### SHORT PROBLEM
Below is a listing; reproduce each line of it exactly.

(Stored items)
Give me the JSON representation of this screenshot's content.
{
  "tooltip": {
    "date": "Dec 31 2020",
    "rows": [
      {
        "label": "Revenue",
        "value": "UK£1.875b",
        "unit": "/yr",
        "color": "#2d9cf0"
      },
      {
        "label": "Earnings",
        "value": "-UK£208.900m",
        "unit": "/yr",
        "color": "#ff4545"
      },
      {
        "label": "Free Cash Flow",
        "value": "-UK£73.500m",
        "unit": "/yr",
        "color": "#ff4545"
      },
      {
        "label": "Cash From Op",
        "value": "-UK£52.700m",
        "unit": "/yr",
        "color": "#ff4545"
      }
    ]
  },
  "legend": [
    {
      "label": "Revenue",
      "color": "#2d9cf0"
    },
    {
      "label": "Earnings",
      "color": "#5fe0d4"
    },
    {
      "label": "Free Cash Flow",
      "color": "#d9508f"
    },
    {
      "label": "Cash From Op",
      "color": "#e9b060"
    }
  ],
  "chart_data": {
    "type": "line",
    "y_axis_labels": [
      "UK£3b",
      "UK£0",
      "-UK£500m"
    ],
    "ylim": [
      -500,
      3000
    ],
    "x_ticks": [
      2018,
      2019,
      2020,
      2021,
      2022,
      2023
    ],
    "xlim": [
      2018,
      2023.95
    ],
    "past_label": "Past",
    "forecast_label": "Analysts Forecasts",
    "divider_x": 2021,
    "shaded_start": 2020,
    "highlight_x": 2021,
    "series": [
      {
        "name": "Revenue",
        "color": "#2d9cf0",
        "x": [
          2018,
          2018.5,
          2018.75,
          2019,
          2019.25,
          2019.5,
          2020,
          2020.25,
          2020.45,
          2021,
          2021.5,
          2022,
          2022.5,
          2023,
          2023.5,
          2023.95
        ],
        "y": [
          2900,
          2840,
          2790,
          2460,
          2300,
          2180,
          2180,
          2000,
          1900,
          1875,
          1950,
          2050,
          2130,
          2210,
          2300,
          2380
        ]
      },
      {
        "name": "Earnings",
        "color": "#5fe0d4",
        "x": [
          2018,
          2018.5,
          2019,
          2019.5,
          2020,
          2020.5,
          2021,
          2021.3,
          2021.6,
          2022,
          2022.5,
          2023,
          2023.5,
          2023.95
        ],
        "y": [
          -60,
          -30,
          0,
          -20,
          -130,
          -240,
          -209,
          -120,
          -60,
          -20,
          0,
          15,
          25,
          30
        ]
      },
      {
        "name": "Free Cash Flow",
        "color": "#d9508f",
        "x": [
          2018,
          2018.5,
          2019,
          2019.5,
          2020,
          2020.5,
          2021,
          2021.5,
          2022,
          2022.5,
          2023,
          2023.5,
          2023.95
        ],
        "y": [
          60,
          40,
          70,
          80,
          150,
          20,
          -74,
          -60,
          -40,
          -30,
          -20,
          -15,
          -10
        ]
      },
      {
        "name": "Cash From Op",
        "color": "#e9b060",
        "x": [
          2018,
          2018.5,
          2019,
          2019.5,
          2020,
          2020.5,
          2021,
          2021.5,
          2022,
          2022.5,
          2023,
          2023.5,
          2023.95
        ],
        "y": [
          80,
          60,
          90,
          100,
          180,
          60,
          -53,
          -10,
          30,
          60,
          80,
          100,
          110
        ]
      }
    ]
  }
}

### SOLUTION TO THIS EXERCISE
Give me the JSON representation of this screenshot's content.
{
  "tooltip": {
    "date": "Dec 31 2020",
    "rows": [
      {
        "label": "Revenue",
        "value": "UK£1.875b",
        "unit": "/yr",
        "color": "#2d9cf0"
      },
      {
        "label": "Earnings",
        "value": "-UK£208.900m",
        "unit": "/yr",
        "color": "#ff4545"
      },
      {
        "label": "Free Cash Flow",
        "value": "-UK£73.500m",
        "unit": "/yr",
        "color": "#ff4545"
      },
      {
        "label": "Cash From Op",
        "value": "-UK£52.700m",
        "unit": "/yr",
        "color": "#ff4545"
      }
    ]
  },
  "legend": [
    {
      "label": "Revenue",
      "color": "#2d9cf0"
    },
    {
      "label": "Earnings",
      "color": "#5fe0d4"
    },
    {
      "label": "Free Cash Flow",
      "color": "#d9508f"
    },
    {
      "label": "Cash From Op",
      "color": "#e9b060"
    }
  ],
  "chart_data": {
    "type": "line",
    "y_axis_labels": [
      "UK£3b",
      "UK£0",
      "-UK£500m"
    ],
    "ylim": [
      -500,
      3000
    ],
    "x_ticks": [
      2018,
      2019,
      2020,
      2021,
      2022,
      2023
    ],
    "xlim": [
      2018,
      2023.95
    ],
    "past_label": "Past",
    "forecast_label": "Analysts Forecasts",
    "divider_x": 2021,
    "shaded_start": 2020,
    "highlight_x": 2021,
    "series": [
      {
        "name": "Revenue",
        "color": "#2d9cf0",
        "x": [
          2018,
          2018.5,
          2018.75,
          2019,
          2019.25,
          2019.5,
          2020,
          2020.25,
          2020.45,
          2021,
          2021.5,
          2022,
          2022.5,
          2023,
          2023.5,
          2023.95
        ],
        "y": [
          2900,
          2840,
          2790,
          2460,
          2300,
          2180,
          2180,
          2000,
          1900,
          1875,
          1950,
          2050,
          2130,
          2210,
          2300,
          2380
        ]
      },
      {
        "name": "Earnings",
        "color": "#5fe0d4",
        "x": [
          2018,
          2018.5,
          2019,
          2019.5,
          2020,
          2020.5,
          2021,
          2021.3,
          2021.6,
          2022,
          2022.5,
          2023,
          2023.5,
          2023.95
        ],
        "y": [
          -60,
          -30,
          0,
          -20,
          -130,
          -240,
          -209,
          -120,
          -60,
          -20,
          0,
          15,
          25,
          30
        ]
      },
      {
        "name": "Free Cash Flow",
        "color": "#d9508f",
        "x": [
          2018,
          2018.5,
          2019,
          2019.5,
          2020,
          2020.5,
          2021,
          2021.5,
          2022,
          2022.5,
          2023,
          2023.5,
          2023.95
        ],
        "y": [
          60,
          40,
          70,
          80,
          150,
          20,
          -74,
          -60,
          -40,
          -30,
          -20,
          -15,
          -10
        ]
      },
      {
        "name": "Cash From Op",
        "color": "#e9b060",
        "x": [
          2018,
          2018.5,
          2019,
          2019.5,
          2020,
          2020.5,
          2021,
          2021.5,
          2022,
          2022.5,
          2023,
          2023.5,
          2023.95
        ],
        "y": [
          80,
          60,
          90,
          100,
          180,
          60,
          -53,
          -10,
          30,
          60,
          80,
          100,
          110
        ]
      }
    ]
  }
}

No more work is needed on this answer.